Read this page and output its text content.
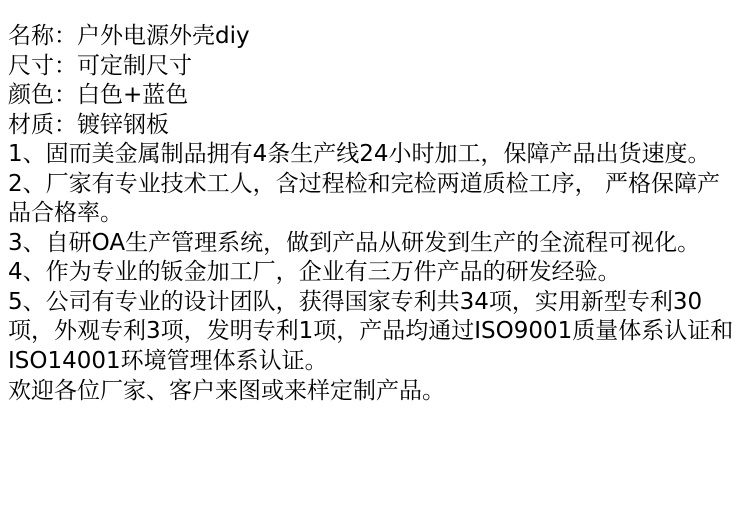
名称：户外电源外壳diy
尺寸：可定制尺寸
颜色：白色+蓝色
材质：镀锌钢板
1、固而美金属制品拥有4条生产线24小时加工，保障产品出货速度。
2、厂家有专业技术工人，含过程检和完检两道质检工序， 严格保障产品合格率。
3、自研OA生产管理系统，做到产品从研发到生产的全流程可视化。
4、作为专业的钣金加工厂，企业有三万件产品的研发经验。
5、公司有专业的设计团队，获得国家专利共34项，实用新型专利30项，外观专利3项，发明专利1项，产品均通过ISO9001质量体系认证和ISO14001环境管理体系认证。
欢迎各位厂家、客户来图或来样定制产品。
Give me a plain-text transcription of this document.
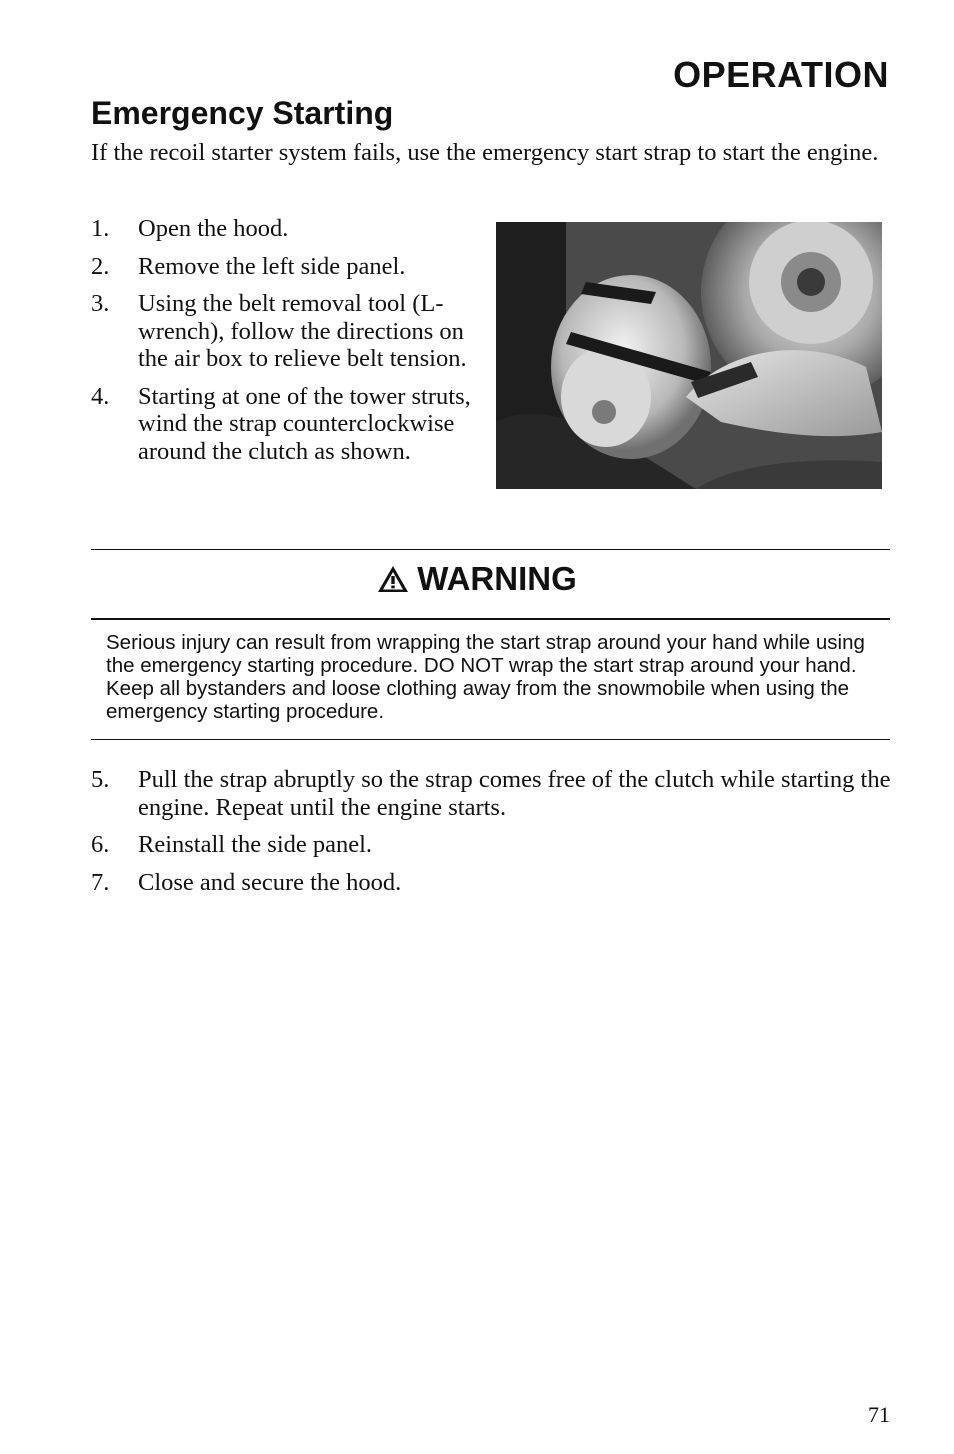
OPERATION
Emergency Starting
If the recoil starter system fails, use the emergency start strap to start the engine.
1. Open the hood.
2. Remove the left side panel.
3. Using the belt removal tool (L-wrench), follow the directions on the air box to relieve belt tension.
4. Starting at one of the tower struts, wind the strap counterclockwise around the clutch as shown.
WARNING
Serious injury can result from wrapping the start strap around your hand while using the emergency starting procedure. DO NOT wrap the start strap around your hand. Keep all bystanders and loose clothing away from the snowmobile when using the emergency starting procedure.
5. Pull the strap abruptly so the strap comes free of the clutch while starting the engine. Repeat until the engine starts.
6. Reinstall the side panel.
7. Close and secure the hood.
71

** WHAT THIS TASK INVOLVES **
Copy every line of the listing containing the string "around".

** COMPLETED TASK **
4. Starting at one of the tower struts, wind the strap counterclockwise around the clutch as shown.
Serious injury can result from wrapping the start strap around your hand while using the emergency starting procedure. DO NOT wrap the start strap around your hand. Keep all bystanders and loose clothing away from the snowmobile when using the emergency starting procedure.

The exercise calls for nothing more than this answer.